GIVEN PROBLEM » The entire listing is to be repeated verbatim.

[Dataset entries]
····················

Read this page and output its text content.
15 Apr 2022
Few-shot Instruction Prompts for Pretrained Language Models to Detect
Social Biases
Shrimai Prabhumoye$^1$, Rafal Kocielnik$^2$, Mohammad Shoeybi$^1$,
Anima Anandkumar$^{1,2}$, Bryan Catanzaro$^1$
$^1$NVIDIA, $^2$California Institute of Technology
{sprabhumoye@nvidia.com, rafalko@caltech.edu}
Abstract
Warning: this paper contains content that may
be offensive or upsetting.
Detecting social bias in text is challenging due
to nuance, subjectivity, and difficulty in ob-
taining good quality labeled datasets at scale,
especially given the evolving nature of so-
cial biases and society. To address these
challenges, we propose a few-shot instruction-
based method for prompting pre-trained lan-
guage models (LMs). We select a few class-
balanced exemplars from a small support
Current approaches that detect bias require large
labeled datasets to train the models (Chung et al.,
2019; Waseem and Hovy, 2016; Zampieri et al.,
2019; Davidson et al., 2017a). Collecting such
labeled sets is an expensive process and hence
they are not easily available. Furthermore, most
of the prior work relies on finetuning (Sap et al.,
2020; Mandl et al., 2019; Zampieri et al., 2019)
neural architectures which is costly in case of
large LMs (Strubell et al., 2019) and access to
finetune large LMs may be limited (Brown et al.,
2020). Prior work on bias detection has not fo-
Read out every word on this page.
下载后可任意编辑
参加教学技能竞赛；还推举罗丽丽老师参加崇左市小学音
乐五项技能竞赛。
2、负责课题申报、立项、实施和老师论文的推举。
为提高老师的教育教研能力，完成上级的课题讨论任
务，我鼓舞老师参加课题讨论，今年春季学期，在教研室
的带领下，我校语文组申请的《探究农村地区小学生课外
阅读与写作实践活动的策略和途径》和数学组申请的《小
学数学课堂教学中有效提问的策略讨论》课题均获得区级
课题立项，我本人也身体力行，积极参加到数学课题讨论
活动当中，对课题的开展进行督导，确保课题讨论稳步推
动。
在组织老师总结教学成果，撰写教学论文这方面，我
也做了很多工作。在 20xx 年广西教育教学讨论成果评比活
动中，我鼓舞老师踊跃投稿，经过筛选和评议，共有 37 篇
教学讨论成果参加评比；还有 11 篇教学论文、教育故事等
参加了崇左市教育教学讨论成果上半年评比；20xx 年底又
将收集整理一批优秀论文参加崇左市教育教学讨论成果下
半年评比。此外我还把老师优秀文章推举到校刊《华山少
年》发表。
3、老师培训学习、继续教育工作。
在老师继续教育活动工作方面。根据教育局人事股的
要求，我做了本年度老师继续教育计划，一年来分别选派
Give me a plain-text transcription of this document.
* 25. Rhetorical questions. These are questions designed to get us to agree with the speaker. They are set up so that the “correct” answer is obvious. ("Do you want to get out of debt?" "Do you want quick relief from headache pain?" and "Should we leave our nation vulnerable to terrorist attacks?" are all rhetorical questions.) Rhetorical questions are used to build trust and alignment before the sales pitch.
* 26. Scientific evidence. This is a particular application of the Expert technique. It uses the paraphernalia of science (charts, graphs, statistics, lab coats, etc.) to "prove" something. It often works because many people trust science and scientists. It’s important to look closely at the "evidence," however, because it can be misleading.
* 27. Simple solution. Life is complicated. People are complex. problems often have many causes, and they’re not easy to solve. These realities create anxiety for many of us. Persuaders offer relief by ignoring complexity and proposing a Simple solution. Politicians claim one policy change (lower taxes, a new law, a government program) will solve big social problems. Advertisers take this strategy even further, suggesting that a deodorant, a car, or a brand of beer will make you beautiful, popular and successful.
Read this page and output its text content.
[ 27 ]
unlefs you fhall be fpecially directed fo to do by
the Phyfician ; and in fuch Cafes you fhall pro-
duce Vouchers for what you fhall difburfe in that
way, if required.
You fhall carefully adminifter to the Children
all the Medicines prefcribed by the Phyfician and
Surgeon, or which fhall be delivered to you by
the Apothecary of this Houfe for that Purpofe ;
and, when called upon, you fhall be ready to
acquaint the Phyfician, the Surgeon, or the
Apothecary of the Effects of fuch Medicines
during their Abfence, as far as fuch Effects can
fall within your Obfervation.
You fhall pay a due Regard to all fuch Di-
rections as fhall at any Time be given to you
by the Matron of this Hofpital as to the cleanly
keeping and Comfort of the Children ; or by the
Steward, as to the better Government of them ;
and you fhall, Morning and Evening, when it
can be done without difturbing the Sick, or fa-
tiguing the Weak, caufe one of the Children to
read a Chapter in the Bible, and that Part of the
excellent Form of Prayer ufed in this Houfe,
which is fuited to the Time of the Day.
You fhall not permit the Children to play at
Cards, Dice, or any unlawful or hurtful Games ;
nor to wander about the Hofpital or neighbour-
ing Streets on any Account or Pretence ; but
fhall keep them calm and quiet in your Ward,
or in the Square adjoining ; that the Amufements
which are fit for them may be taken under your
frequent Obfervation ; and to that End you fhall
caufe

····················

SOLUTION »
Read this page and output its text content.
15 Apr 2022
Few-shot Instruction Prompts for Pretrained Language Models to Detect
Social Biases
Shrimai Prabhumoye$^1$, Rafal Kocielnik$^2$, Mohammad Shoeybi$^1$,
Anima Anandkumar$^{1,2}$, Bryan Catanzaro$^1$
$^1$NVIDIA, $^2$California Institute of Technology
{sprabhumoye@nvidia.com, rafalko@caltech.edu}
Abstract
Warning: this paper contains content that may
be offensive or upsetting.
Detecting social bias in text is challenging due
to nuance, subjectivity, and difficulty in ob-
taining good quality labeled datasets at scale,
especially given the evolving nature of so-
cial biases and society. To address these
challenges, we propose a few-shot instruction-
based method for prompting pre-trained lan-
guage models (LMs). We select a few class-
balanced exemplars from a small support
Current approaches that detect bias require large
labeled datasets to train the models (Chung et al.,
2019; Waseem and Hovy, 2016; Zampieri et al.,
2019; Davidson et al., 2017a). Collecting such
labeled sets is an expensive process and hence
they are not easily available. Furthermore, most
of the prior work relies on finetuning (Sap et al.,
2020; Mandl et al., 2019; Zampieri et al., 2019)
neural architectures which is costly in case of
large LMs (Strubell et al., 2019) and access to
finetune large LMs may be limited (Brown et al.,
2020). Prior work on bias detection has not fo-
Read out every word on this page.
下载后可任意编辑
参加教学技能竞赛；还推举罗丽丽老师参加崇左市小学音
乐五项技能竞赛。
2、负责课题申报、立项、实施和老师论文的推举。
为提高老师的教育教研能力，完成上级的课题讨论任
务，我鼓舞老师参加课题讨论，今年春季学期，在教研室
的带领下，我校语文组申请的《探究农村地区小学生课外
阅读与写作实践活动的策略和途径》和数学组申请的《小
学数学课堂教学中有效提问的策略讨论》课题均获得区级
课题立项，我本人也身体力行，积极参加到数学课题讨论
活动当中，对课题的开展进行督导，确保课题讨论稳步推
动。
在组织老师总结教学成果，撰写教学论文这方面，我
也做了很多工作。在 20xx 年广西教育教学讨论成果评比活
动中，我鼓舞老师踊跃投稿，经过筛选和评议，共有 37 篇
教学讨论成果参加评比；还有 11 篇教学论文、教育故事等
参加了崇左市教育教学讨论成果上半年评比；20xx 年底又
将收集整理一批优秀论文参加崇左市教育教学讨论成果下
半年评比。此外我还把老师优秀文章推举到校刊《华山少
年》发表。
3、老师培训学习、继续教育工作。
在老师继续教育活动工作方面。根据教育局人事股的
要求，我做了本年度老师继续教育计划，一年来分别选派
Give me a plain-text transcription of this document.
* 25. Rhetorical questions. These are questions designed to get us to agree with the speaker. They are set up so that the “correct” answer is obvious. ("Do you want to get out of debt?" "Do you want quick relief from headache pain?" and "Should we leave our nation vulnerable to terrorist attacks?" are all rhetorical questions.) Rhetorical questions are used to build trust and alignment before the sales pitch.
* 26. Scientific evidence. This is a particular application of the Expert technique. It uses the paraphernalia of science (charts, graphs, statistics, lab coats, etc.) to "prove" something. It often works because many people trust science and scientists. It’s important to look closely at the "evidence," however, because it can be misleading.
* 27. Simple solution. Life is complicated. People are complex. problems often have many causes, and they’re not easy to solve. These realities create anxiety for many of us. Persuaders offer relief by ignoring complexity and proposing a Simple solution. Politicians claim one policy change (lower taxes, a new law, a government program) will solve big social problems. Advertisers take this strategy even further, suggesting that a deodorant, a car, or a brand of beer will make you beautiful, popular and successful.
Read this page and output its text content.
[ 27 ]
unlefs you fhall be fpecially directed fo to do by
the Phyfician ; and in fuch Cafes you fhall pro-
duce Vouchers for what you fhall difburfe in that
way, if required.
You fhall carefully adminifter to the Children
all the Medicines prefcribed by the Phyfician and
Surgeon, or which fhall be delivered to you by
the Apothecary of this Houfe for that Purpofe ;
and, when called upon, you fhall be ready to
acquaint the Phyfician, the Surgeon, or the
Apothecary of the Effects of fuch Medicines
during their Abfence, as far as fuch Effects can
fall within your Obfervation.
You fhall pay a due Regard to all fuch Di-
rections as fhall at any Time be given to you
by the Matron of this Hofpital as to the cleanly
keeping and Comfort of the Children ; or by the
Steward, as to the better Government of them ;
and you fhall, Morning and Evening, when it
can be done without difturbing the Sick, or fa-
tiguing the Weak, caufe one of the Children to
read a Chapter in the Bible, and that Part of the
excellent Form of Prayer ufed in this Houfe,
which is fuited to the Time of the Day.
You fhall not permit the Children to play at
Cards, Dice, or any unlawful or hurtful Games ;
nor to wander about the Hofpital or neighbour-
ing Streets on any Account or Pretence ; but
fhall keep them calm and quiet in your Ward,
or in the Square adjoining ; that the Amufements
which are fit for them may be taken under your
frequent Obfervation ; and to that End you fhall
caufe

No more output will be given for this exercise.